**Work to do**.
Copy the entries below exactly. Images do not belong in the copy.

Part of a data file
Start

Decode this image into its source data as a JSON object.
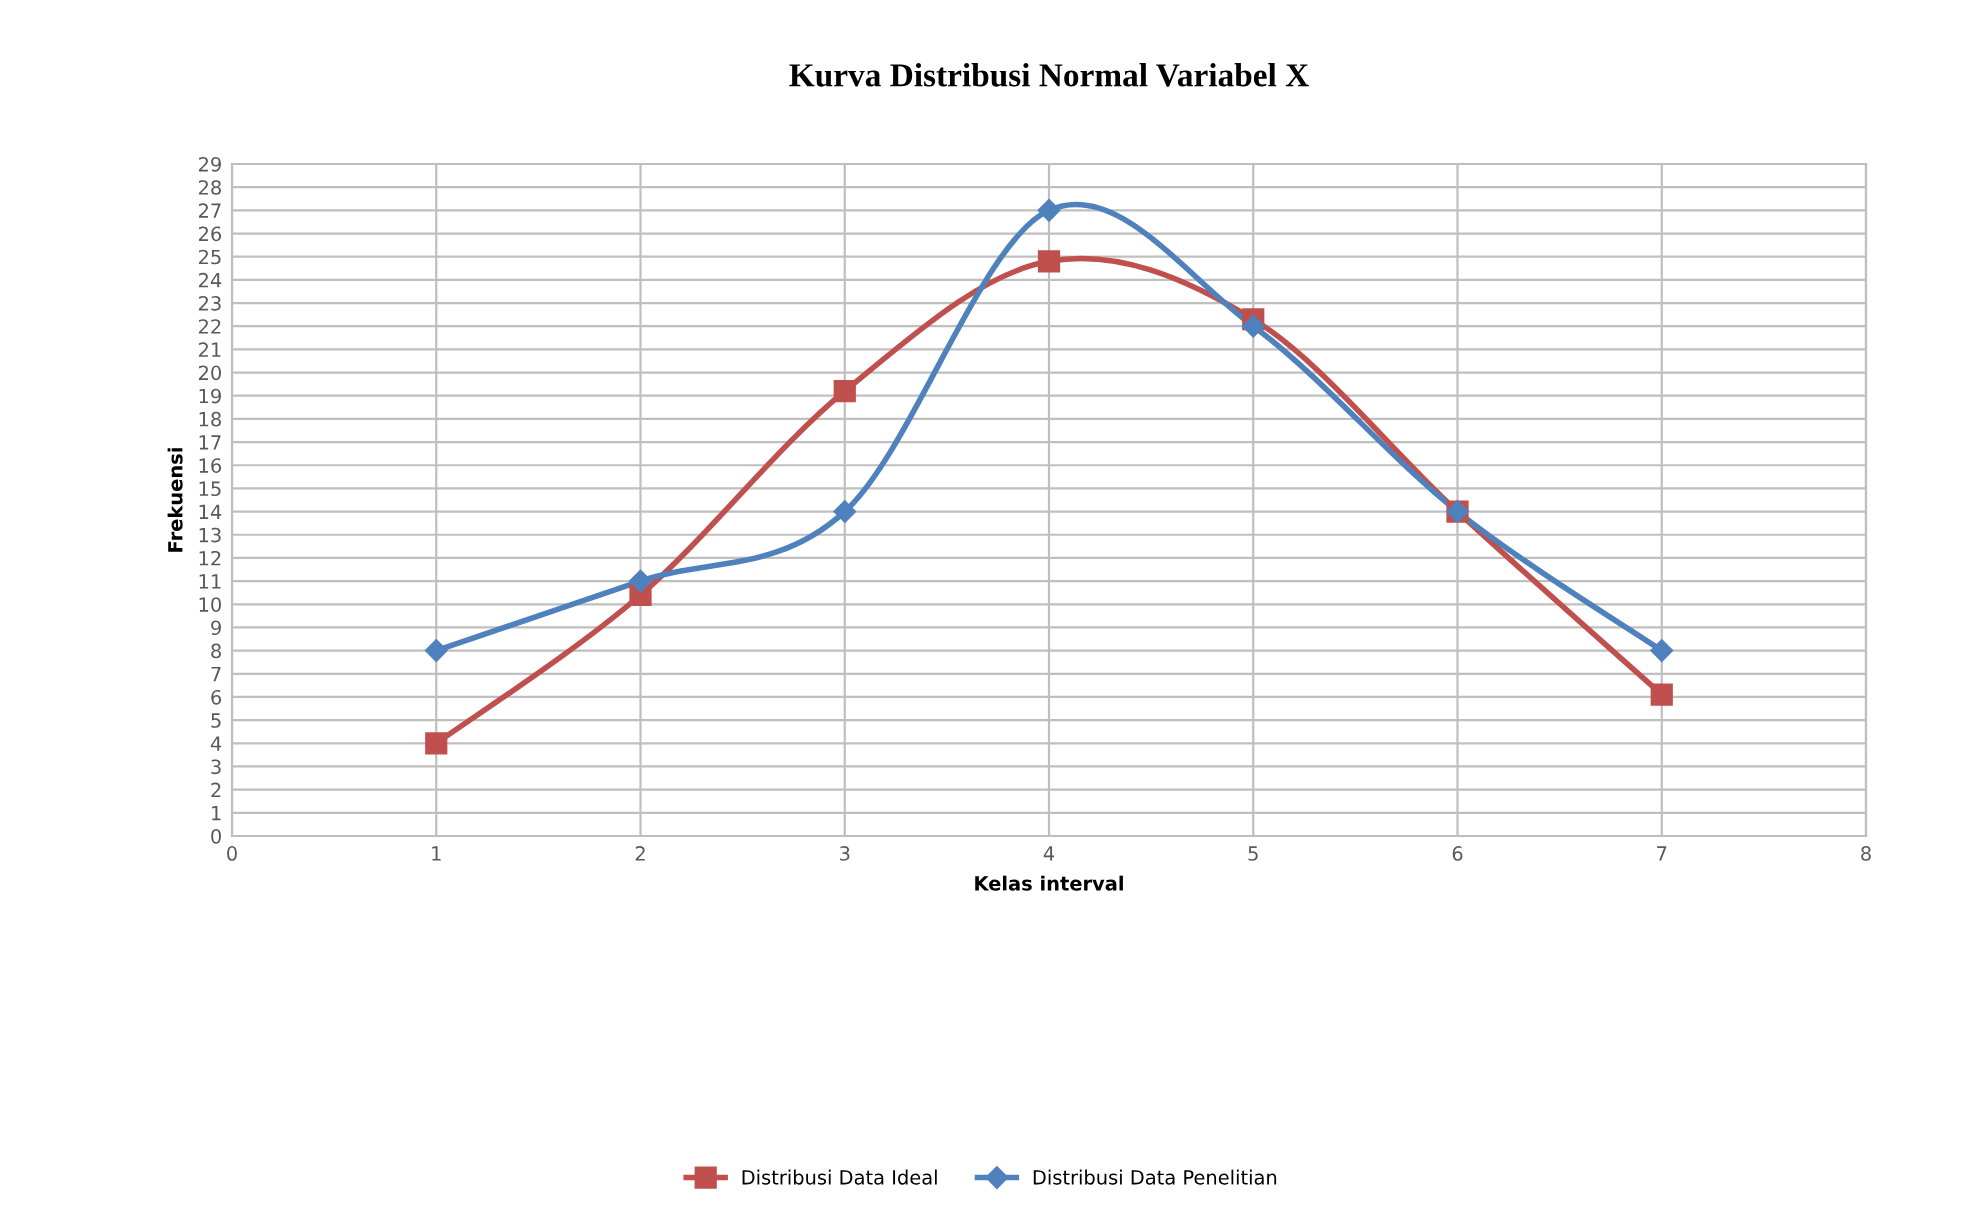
{
  "chart_data": {
    "type": "line",
    "title": "Kurva Distribusi Normal Variabel X",
    "xlabel": "Kelas interval",
    "ylabel": "Frekuensi",
    "x": [
      1,
      2,
      3,
      4,
      5,
      6,
      7
    ],
    "series": [
      {
        "name": "Distribusi Data Ideal",
        "color": "#c0504d",
        "marker": "square",
        "values": [
          4,
          10.4,
          19.2,
          24.8,
          22.3,
          14,
          6.1
        ]
      },
      {
        "name": "Distribusi Data Penelitian",
        "color": "#4f81bd",
        "marker": "diamond",
        "values": [
          8,
          11,
          14,
          27,
          22,
          14,
          8
        ]
      }
    ],
    "xlim": [
      0,
      8
    ],
    "xticks": [
      0,
      1,
      2,
      3,
      4,
      5,
      6,
      7,
      8
    ],
    "ylim": [
      0,
      29
    ],
    "yticks": [
      0,
      1,
      2,
      3,
      4,
      5,
      6,
      7,
      8,
      9,
      10,
      11,
      12,
      13,
      14,
      15,
      16,
      17,
      18,
      19,
      20,
      21,
      22,
      23,
      24,
      25,
      26,
      27,
      28,
      29
    ],
    "grid": true,
    "legend": "bottom",
    "line_style": "solid"
  }
}
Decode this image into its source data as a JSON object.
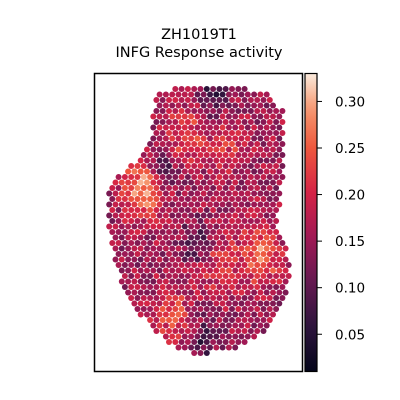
{
  "chart_data": {
    "type": "heatmap",
    "title": "ZH1019T1",
    "subtitle": "INFG Response activity",
    "xlabel": "",
    "ylabel": "",
    "colorbar": {
      "colormap": "rocket",
      "range": [
        0.01,
        0.33
      ],
      "ticks": [
        0.05,
        0.1,
        0.15,
        0.2,
        0.25,
        0.3
      ],
      "tick_labels": [
        "0.05",
        "0.10",
        "0.15",
        "0.20",
        "0.25",
        "0.30"
      ]
    },
    "grid": false,
    "hotspots": [
      {
        "u": 0.2,
        "v": 0.38,
        "value": 0.3
      },
      {
        "u": 0.83,
        "v": 0.63,
        "value": 0.28
      },
      {
        "u": 0.42,
        "v": 0.18,
        "value": 0.24
      },
      {
        "u": 0.65,
        "v": 0.23,
        "value": 0.21
      },
      {
        "u": 0.36,
        "v": 0.85,
        "value": 0.23
      },
      {
        "u": 0.62,
        "v": 0.67,
        "value": 0.22
      }
    ],
    "coldspots": [
      {
        "u": 0.3,
        "v": 0.3,
        "value": 0.06
      },
      {
        "u": 0.48,
        "v": 0.58,
        "value": 0.09
      },
      {
        "u": 0.58,
        "v": 0.03,
        "value": 0.07
      },
      {
        "u": 0.52,
        "v": 0.95,
        "value": 0.08
      }
    ]
  }
}
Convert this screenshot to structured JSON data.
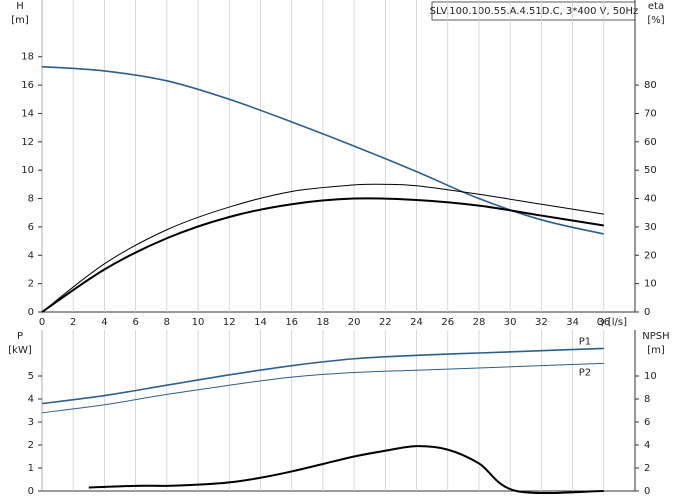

End

**Completed exercise**.
Decode this image into its source data as a JSON object.
{
  "chart_data": {
    "type": "line",
    "title": "Kurva Distribusi Normal Variabel X",
    "xlabel": "Kelas interval",
    "ylabel": "Frekuensi",
    "x": [
      1,
      2,
      3,
      4,
      5,
      6,
      7
    ],
    "series": [
      {
        "name": "Distribusi Data Ideal",
        "color": "#c0504d",
        "marker": "square",
        "values": [
          4,
          10.4,
          19.2,
          24.8,
          22.3,
          14,
          6.1
        ]
      },
      {
        "name": "Distribusi Data Penelitian",
        "color": "#4f81bd",
        "marker": "diamond",
        "values": [
          8,
          11,
          14,
          27,
          22,
          14,
          8
        ]
      }
    ],
    "xlim": [
      0,
      8
    ],
    "xticks": [
      0,
      1,
      2,
      3,
      4,
      5,
      6,
      7,
      8
    ],
    "ylim": [
      0,
      29
    ],
    "yticks": [
      0,
      1,
      2,
      3,
      4,
      5,
      6,
      7,
      8,
      9,
      10,
      11,
      12,
      13,
      14,
      15,
      16,
      17,
      18,
      19,
      20,
      21,
      22,
      23,
      24,
      25,
      26,
      27,
      28,
      29
    ],
    "grid": true,
    "legend": "bottom",
    "line_style": "solid"
  }
}
Decode this image into its source data as a JSON object.
{
  "chart_data": {
    "type": "heatmap",
    "title": "ZH1019T1",
    "subtitle": "INFG Response activity",
    "xlabel": "",
    "ylabel": "",
    "colorbar": {
      "colormap": "rocket",
      "range": [
        0.01,
        0.33
      ],
      "ticks": [
        0.05,
        0.1,
        0.15,
        0.2,
        0.25,
        0.3
      ],
      "tick_labels": [
        "0.05",
        "0.10",
        "0.15",
        "0.20",
        "0.25",
        "0.30"
      ]
    },
    "grid": false,
    "hotspots": [
      {
        "u": 0.2,
        "v": 0.38,
        "value": 0.3
      },
      {
        "u": 0.83,
        "v": 0.63,
        "value": 0.28
      },
      {
        "u": 0.42,
        "v": 0.18,
        "value": 0.24
      },
      {
        "u": 0.65,
        "v": 0.23,
        "value": 0.21
      },
      {
        "u": 0.36,
        "v": 0.85,
        "value": 0.23
      },
      {
        "u": 0.62,
        "v": 0.67,
        "value": 0.22
      }
    ],
    "coldspots": [
      {
        "u": 0.3,
        "v": 0.3,
        "value": 0.06
      },
      {
        "u": 0.48,
        "v": 0.58,
        "value": 0.09
      },
      {
        "u": 0.58,
        "v": 0.03,
        "value": 0.07
      },
      {
        "u": 0.52,
        "v": 0.95,
        "value": 0.08
      }
    ]
  }
}
Convert this screenshot to structured JSON data.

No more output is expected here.